REQUIREMENTS: List every line in this data where the string "screenshot" occurs.
— start of EXERCISE MATERIAL —
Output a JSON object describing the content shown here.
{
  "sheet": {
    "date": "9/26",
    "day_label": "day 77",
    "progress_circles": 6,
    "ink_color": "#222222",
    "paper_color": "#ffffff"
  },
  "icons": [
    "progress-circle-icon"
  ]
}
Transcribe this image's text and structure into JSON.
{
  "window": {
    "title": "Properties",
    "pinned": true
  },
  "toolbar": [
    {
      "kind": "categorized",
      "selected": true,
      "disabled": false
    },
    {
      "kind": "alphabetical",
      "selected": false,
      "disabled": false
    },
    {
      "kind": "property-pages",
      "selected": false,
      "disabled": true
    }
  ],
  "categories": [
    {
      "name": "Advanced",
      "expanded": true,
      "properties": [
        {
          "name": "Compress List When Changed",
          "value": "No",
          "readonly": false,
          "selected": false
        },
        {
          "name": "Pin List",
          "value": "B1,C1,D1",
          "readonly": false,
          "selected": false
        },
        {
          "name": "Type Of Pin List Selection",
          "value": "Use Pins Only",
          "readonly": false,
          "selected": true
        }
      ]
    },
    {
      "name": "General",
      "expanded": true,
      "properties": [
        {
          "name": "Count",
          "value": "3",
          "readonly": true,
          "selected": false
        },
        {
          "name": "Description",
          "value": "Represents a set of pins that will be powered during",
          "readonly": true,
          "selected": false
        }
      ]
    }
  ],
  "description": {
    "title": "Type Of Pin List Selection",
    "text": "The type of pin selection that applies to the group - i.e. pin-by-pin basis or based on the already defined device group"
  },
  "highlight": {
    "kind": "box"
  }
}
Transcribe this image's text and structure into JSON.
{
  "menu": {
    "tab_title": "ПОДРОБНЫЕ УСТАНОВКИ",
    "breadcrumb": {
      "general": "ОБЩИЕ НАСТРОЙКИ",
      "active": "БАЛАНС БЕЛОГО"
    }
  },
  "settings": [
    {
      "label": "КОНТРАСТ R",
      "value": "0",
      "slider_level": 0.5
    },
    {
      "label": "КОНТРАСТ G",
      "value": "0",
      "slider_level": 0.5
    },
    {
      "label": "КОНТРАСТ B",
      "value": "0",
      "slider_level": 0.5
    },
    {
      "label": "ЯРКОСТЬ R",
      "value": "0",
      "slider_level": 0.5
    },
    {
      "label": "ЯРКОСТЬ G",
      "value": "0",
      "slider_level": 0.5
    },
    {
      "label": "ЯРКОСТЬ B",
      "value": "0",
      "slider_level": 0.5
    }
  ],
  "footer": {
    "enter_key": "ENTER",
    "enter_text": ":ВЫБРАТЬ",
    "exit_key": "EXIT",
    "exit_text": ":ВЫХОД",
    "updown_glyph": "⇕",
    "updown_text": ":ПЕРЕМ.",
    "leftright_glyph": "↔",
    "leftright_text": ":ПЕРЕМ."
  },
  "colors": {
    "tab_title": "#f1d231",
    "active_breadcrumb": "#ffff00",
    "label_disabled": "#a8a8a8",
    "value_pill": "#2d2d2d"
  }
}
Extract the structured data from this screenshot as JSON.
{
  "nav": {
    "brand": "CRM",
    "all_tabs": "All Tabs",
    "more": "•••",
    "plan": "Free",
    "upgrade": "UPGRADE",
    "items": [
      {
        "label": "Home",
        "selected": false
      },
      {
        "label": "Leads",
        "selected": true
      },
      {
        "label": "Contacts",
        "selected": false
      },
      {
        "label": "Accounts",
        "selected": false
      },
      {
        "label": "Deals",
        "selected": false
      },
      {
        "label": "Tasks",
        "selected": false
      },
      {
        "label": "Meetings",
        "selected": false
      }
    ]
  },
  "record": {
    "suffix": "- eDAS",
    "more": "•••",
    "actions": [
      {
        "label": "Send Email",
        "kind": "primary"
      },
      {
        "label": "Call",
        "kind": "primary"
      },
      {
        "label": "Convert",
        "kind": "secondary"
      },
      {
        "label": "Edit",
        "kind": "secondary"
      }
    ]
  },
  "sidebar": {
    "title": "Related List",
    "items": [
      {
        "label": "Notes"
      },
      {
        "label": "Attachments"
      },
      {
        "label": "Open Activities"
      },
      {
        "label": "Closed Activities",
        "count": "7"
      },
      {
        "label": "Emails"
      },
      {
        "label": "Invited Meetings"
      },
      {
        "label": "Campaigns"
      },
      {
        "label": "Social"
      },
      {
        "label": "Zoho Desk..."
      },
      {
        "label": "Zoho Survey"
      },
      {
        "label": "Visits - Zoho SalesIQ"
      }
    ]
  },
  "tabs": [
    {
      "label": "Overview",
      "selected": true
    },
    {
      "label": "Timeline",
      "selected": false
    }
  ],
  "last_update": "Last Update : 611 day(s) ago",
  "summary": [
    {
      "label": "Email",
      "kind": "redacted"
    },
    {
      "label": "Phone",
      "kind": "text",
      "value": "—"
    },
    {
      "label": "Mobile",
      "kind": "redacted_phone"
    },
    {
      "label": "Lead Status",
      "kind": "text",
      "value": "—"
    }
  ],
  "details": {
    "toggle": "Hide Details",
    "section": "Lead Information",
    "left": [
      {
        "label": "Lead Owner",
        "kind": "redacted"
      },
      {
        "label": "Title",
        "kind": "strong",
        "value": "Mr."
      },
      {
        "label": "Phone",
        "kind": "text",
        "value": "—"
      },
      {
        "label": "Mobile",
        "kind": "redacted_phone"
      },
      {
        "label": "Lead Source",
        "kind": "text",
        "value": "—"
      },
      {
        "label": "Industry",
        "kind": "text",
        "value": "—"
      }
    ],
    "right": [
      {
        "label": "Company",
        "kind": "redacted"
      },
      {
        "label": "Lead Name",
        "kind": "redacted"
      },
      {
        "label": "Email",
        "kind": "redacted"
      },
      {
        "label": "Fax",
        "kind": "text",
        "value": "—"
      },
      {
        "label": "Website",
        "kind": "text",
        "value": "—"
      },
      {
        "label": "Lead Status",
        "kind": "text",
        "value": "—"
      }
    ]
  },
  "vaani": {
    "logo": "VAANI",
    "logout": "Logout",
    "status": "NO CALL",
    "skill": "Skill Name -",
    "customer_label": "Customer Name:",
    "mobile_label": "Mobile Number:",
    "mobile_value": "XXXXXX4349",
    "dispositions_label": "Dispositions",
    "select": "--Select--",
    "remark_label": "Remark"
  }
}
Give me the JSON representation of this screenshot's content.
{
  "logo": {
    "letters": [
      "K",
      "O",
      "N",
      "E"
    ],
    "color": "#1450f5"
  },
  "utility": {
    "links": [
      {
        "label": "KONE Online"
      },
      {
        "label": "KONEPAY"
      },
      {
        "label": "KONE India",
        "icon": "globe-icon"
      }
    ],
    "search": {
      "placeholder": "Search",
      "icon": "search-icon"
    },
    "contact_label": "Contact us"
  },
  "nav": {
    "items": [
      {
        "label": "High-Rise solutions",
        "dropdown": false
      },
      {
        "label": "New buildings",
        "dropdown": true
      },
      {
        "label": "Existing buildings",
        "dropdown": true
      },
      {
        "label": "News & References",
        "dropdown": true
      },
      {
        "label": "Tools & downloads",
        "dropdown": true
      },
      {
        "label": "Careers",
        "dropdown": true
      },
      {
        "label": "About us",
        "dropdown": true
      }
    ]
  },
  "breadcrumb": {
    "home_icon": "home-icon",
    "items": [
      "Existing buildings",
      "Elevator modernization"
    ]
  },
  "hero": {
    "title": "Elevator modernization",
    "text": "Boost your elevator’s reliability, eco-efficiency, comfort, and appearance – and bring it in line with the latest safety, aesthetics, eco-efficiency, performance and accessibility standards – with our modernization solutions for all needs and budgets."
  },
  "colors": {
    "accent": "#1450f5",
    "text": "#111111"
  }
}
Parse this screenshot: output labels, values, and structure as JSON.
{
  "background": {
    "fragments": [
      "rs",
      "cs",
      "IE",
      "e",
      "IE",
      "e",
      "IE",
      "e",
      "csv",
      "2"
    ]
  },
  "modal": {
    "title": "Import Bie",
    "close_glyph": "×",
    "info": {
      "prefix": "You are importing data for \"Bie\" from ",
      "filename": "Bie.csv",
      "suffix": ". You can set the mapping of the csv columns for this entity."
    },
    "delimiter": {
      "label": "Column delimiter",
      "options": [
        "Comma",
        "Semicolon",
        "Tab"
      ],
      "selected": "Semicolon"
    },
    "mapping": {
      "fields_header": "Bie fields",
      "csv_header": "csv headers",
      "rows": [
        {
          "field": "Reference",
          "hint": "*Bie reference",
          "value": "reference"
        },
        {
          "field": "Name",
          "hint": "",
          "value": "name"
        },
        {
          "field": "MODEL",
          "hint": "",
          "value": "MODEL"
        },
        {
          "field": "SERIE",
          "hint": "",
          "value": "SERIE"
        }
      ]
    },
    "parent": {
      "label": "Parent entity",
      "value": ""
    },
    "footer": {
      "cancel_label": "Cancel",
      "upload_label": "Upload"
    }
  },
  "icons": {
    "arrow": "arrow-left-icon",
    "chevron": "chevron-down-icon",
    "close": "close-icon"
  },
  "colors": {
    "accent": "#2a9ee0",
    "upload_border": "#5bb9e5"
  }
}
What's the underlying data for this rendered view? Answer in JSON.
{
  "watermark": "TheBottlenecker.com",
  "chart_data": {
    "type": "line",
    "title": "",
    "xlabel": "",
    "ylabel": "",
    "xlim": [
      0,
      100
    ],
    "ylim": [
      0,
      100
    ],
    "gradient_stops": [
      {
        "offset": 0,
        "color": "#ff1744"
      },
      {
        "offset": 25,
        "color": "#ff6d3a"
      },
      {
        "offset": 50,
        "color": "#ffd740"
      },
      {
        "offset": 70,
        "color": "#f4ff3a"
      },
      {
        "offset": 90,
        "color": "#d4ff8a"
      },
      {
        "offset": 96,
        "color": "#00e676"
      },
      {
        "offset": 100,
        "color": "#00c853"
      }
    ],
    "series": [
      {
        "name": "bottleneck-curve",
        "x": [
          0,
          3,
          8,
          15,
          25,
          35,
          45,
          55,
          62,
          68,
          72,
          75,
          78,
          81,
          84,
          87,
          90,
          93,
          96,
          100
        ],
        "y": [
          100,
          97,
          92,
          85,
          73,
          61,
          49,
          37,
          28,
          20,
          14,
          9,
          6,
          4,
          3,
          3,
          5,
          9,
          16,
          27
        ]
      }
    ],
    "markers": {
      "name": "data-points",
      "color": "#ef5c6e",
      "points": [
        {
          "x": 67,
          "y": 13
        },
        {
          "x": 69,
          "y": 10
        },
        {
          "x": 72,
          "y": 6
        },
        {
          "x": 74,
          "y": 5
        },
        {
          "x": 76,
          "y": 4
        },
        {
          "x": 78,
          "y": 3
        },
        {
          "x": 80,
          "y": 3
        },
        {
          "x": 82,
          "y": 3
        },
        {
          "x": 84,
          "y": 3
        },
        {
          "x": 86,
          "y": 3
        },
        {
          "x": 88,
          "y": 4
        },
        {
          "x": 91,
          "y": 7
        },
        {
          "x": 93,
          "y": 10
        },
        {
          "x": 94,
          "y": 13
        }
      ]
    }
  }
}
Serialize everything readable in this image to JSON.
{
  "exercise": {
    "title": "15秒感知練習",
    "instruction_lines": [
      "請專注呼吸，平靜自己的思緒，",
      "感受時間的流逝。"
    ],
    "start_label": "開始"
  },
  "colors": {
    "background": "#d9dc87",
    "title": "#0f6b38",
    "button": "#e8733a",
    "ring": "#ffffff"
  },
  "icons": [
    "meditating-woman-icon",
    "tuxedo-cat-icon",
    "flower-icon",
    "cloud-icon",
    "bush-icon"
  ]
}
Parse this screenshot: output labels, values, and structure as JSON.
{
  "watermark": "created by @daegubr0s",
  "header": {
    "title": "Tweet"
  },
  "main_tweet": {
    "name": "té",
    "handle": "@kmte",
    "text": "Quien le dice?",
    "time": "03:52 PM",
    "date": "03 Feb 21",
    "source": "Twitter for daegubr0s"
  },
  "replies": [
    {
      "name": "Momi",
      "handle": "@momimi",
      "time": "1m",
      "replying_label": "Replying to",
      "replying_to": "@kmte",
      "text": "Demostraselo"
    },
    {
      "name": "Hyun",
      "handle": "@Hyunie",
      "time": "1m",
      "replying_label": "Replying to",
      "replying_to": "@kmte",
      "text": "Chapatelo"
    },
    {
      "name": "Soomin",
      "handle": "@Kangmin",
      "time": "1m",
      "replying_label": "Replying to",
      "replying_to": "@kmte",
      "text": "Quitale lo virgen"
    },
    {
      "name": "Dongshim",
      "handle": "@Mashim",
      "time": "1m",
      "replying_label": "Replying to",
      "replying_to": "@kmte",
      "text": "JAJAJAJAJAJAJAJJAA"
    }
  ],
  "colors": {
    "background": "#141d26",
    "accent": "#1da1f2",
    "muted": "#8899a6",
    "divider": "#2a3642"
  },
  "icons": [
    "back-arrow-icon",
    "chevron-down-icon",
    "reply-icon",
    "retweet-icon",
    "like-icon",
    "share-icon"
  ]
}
— end of EXERCISE MATERIAL —
FULL RESPONSE:
Extract the structured data from this screenshot as JSON.
Give me the JSON representation of this screenshot's content.
Parse this screenshot: output labels, values, and structure as JSON.
Parse this screenshot: output labels, values, and structure as JSON.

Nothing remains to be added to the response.